_Given instruction_
Give the number of lines in the data that hold the string "JSON". Nothing else is needed.
# # #
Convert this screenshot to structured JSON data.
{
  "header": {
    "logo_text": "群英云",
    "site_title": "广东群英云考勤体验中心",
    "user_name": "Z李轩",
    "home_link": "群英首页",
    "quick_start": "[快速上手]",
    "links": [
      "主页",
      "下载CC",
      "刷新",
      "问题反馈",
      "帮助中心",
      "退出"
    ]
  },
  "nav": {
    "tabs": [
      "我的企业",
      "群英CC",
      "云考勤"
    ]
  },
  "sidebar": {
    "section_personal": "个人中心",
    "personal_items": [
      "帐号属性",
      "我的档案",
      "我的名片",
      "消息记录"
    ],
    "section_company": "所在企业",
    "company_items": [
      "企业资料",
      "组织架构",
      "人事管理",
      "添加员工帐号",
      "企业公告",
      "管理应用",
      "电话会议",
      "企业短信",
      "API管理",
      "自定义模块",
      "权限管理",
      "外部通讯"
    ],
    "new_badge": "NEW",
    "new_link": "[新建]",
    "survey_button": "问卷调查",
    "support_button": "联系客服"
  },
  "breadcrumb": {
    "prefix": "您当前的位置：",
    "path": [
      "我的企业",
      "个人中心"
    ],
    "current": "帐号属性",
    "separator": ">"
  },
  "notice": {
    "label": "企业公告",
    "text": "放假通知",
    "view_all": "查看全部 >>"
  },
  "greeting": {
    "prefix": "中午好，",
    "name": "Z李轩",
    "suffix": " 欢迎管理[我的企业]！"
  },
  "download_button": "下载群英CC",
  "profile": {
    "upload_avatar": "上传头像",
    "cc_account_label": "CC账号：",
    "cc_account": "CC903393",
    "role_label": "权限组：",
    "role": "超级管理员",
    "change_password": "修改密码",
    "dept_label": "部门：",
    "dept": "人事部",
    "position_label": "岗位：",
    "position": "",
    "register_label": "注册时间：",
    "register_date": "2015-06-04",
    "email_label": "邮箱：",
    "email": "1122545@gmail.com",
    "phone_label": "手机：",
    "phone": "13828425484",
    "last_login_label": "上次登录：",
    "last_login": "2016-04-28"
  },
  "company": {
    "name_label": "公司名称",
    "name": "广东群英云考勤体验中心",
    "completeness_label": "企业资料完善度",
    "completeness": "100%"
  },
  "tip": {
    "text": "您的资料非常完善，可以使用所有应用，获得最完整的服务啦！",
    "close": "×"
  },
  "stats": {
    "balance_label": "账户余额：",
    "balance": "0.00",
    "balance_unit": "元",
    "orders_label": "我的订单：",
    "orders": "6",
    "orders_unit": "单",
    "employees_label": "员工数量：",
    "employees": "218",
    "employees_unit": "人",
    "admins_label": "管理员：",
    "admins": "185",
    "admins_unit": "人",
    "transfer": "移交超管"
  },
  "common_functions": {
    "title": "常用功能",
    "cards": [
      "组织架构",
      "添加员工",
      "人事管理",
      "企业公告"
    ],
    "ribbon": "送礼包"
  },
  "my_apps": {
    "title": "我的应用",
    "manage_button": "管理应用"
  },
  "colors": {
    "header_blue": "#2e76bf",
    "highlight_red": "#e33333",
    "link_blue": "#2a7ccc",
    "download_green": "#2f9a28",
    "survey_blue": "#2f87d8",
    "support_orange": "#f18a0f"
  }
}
# # #
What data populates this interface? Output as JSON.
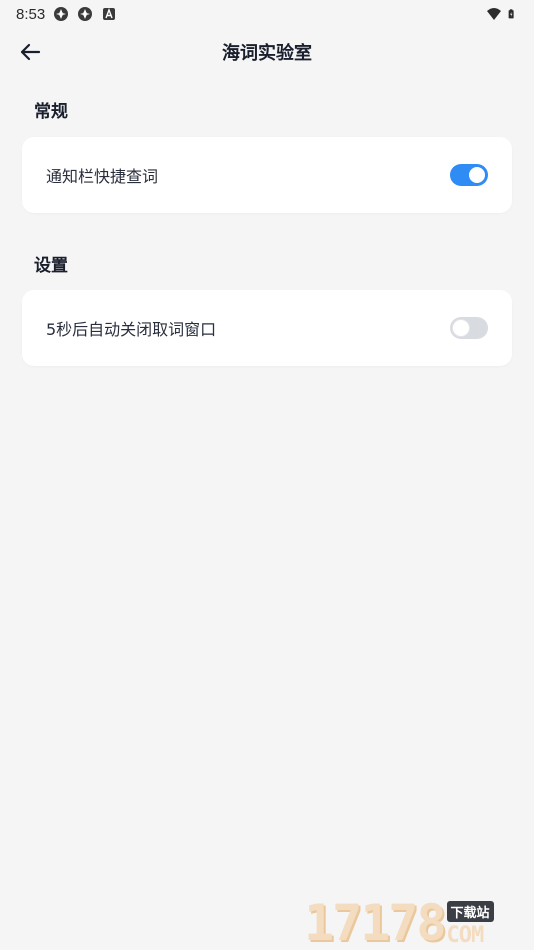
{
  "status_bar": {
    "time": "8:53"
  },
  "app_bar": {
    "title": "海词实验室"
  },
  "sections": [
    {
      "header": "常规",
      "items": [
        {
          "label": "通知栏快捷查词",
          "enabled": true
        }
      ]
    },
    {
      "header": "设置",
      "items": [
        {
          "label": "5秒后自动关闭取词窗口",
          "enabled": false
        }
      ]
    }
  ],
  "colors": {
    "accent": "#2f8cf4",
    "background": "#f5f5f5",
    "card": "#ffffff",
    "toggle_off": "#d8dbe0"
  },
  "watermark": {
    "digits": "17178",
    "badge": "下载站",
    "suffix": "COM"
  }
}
# # #
_Output for this exercise_
2